■ THE DATA:
^^^^^^^^

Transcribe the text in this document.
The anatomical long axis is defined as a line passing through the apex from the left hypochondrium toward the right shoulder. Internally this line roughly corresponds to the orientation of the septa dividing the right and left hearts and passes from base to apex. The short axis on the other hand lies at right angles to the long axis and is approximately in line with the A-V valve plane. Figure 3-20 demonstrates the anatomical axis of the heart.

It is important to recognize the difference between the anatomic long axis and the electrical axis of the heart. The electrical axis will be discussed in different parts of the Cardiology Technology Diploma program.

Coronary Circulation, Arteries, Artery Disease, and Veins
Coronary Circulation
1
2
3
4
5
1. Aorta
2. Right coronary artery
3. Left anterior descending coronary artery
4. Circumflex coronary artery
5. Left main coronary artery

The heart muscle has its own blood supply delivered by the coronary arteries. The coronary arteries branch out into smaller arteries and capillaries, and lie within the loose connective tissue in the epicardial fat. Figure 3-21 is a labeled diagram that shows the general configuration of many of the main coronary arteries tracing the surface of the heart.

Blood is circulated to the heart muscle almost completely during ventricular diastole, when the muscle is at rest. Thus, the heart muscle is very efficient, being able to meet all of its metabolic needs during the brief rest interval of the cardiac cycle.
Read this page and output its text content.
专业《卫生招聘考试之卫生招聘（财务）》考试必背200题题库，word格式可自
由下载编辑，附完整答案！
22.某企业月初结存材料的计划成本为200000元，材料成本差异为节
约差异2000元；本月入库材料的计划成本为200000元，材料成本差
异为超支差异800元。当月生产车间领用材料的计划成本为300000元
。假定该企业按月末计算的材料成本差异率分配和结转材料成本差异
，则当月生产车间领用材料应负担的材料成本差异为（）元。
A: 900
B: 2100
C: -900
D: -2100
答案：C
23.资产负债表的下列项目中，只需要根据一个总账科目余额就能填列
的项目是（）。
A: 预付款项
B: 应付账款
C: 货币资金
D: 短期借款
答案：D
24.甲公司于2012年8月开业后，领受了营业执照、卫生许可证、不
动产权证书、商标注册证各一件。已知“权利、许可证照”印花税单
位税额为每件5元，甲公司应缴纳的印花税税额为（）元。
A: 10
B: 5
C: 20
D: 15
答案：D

^^^^^^^^

■ SHORT PROBLEM: Output exactly the lines from the one containing "Read this page and output its text content." through the last line of the entries, both ends included.

■ OUTPUT OF THE EXERCISE:
Read this page and output its text content.
专业《卫生招聘考试之卫生招聘（财务）》考试必背200题题库，word格式可自
由下载编辑，附完整答案！
22.某企业月初结存材料的计划成本为200000元，材料成本差异为节
约差异2000元；本月入库材料的计划成本为200000元，材料成本差
异为超支差异800元。当月生产车间领用材料的计划成本为300000元
。假定该企业按月末计算的材料成本差异率分配和结转材料成本差异
，则当月生产车间领用材料应负担的材料成本差异为（）元。
A: 900
B: 2100
C: -900
D: -2100
答案：C
23.资产负债表的下列项目中，只需要根据一个总账科目余额就能填列
的项目是（）。
A: 预付款项
B: 应付账款
C: 货币资金
D: 短期借款
答案：D
24.甲公司于2012年8月开业后，领受了营业执照、卫生许可证、不
动产权证书、商标注册证各一件。已知“权利、许可证照”印花税单
位税额为每件5元，甲公司应缴纳的印花税税额为（）元。
A: 10
B: 5
C: 20
D: 15
答案：D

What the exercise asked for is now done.